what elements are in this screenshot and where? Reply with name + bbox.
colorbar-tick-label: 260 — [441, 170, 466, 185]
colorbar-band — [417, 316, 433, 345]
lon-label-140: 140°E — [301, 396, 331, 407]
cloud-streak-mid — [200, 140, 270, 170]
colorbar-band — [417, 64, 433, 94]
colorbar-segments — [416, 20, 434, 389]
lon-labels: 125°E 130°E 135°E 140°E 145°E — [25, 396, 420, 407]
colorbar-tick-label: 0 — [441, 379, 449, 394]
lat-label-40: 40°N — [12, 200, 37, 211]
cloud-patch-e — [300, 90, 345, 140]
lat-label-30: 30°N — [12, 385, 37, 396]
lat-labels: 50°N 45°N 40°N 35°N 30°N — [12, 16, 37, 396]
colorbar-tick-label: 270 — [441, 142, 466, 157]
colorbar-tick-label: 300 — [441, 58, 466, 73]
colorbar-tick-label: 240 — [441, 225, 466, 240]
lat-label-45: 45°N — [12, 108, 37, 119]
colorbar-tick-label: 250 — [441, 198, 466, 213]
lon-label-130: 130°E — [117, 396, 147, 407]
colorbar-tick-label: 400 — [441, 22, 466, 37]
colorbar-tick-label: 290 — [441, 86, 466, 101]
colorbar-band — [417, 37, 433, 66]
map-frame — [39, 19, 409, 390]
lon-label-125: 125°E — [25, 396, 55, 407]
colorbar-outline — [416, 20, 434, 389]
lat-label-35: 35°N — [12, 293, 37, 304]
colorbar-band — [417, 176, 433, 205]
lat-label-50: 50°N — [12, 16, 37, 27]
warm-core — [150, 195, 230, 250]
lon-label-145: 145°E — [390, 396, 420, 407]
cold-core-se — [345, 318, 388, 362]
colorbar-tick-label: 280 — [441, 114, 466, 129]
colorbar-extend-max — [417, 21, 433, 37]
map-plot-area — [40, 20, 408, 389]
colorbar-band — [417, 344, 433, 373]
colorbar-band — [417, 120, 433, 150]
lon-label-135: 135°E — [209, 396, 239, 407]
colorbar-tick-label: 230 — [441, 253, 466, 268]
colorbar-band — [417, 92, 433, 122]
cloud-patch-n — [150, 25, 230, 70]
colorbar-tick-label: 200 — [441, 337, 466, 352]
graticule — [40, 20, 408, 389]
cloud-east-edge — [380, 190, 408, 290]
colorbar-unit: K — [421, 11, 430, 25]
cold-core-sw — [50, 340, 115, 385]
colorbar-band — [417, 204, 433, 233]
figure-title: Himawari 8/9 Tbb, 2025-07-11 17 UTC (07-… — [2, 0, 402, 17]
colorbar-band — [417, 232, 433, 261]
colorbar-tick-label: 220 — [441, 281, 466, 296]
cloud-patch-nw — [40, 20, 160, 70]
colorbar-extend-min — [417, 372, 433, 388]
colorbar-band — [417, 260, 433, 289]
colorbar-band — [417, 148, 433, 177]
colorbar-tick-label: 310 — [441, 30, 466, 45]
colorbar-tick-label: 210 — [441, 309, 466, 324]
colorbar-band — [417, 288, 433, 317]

··········

**Aim of the task:** Rewrite the lines of the item above as a numbered list, omitting any blank lines.

**Correct answer:**
1. what elements are in this screenshot and where? Reply with name + bbox.
2. colorbar-tick-label: 260 — [441, 170, 466, 185]
3. colorbar-band — [417, 316, 433, 345]
4. lon-label-140: 140°E — [301, 396, 331, 407]
5. cloud-streak-mid — [200, 140, 270, 170]
6. colorbar-band — [417, 64, 433, 94]
7. colorbar-segments — [416, 20, 434, 389]
8. lon-labels: 125°E 130°E 135°E 140°E 145°E — [25, 396, 420, 407]
9. colorbar-tick-label: 0 — [441, 379, 449, 394]
10. lat-label-40: 40°N — [12, 200, 37, 211]
11. cloud-patch-e — [300, 90, 345, 140]
12. lat-label-30: 30°N — [12, 385, 37, 396]
13. lat-labels: 50°N 45°N 40°N 35°N 30°N — [12, 16, 37, 396]
14. colorbar-tick-label: 270 — [441, 142, 466, 157]
15. colorbar-tick-label: 300 — [441, 58, 466, 73]
16. colorbar-tick-label: 240 — [441, 225, 466, 240]
17. lat-label-45: 45°N — [12, 108, 37, 119]
18. colorbar-tick-label: 250 — [441, 198, 466, 213]
19. lon-label-130: 130°E — [117, 396, 147, 407]
20. colorbar-tick-label: 400 — [441, 22, 466, 37]
21. colorbar-tick-label: 290 — [441, 86, 466, 101]
22. colorbar-band — [417, 37, 433, 66]
23. map-frame — [39, 19, 409, 390]
24. lon-label-125: 125°E — [25, 396, 55, 407]
25. colorbar-outline — [416, 20, 434, 389]
26. lat-label-35: 35°N — [12, 293, 37, 304]
27. colorbar-band — [417, 176, 433, 205]
28. lat-label-50: 50°N — [12, 16, 37, 27]
29. warm-core — [150, 195, 230, 250]
30. lon-label-145: 145°E — [390, 396, 420, 407]
31. cold-core-se — [345, 318, 388, 362]
32. colorbar-tick-label: 280 — [441, 114, 466, 129]
33. colorbar-extend-max — [417, 21, 433, 37]
34. map-plot-area — [40, 20, 408, 389]
35. colorbar-band — [417, 344, 433, 373]
36. colorbar-band — [417, 120, 433, 150]
37. lon-label-135: 135°E — [209, 396, 239, 407]
38. colorbar-tick-label: 230 — [441, 253, 466, 268]
39. colorbar-band — [417, 92, 433, 122]
40. cloud-patch-n — [150, 25, 230, 70]
41. colorbar-tick-label: 200 — [441, 337, 466, 352]
42. graticule — [40, 20, 408, 389]
43. cloud-east-edge — [380, 190, 408, 290]
44. colorbar-unit: K — [421, 11, 430, 25]
45. cold-core-sw — [50, 340, 115, 385]
46. colorbar-band — [417, 204, 433, 233]
47. figure-title: Himawari 8/9 Tbb, 2025-07-11 17 UTC (07-… — [2, 0, 402, 17]
48. colorbar-band — [417, 232, 433, 261]
49. colorbar-tick-label: 220 — [441, 281, 466, 296]
50. cloud-patch-nw — [40, 20, 160, 70]
51. colorbar-extend-min — [417, 372, 433, 388]
52. colorbar-band — [417, 260, 433, 289]
53. colorbar-band — [417, 148, 433, 177]
54. colorbar-tick-label: 310 — [441, 30, 466, 45]
55. colorbar-tick-label: 210 — [441, 309, 466, 324]
56. colorbar-band — [417, 288, 433, 317]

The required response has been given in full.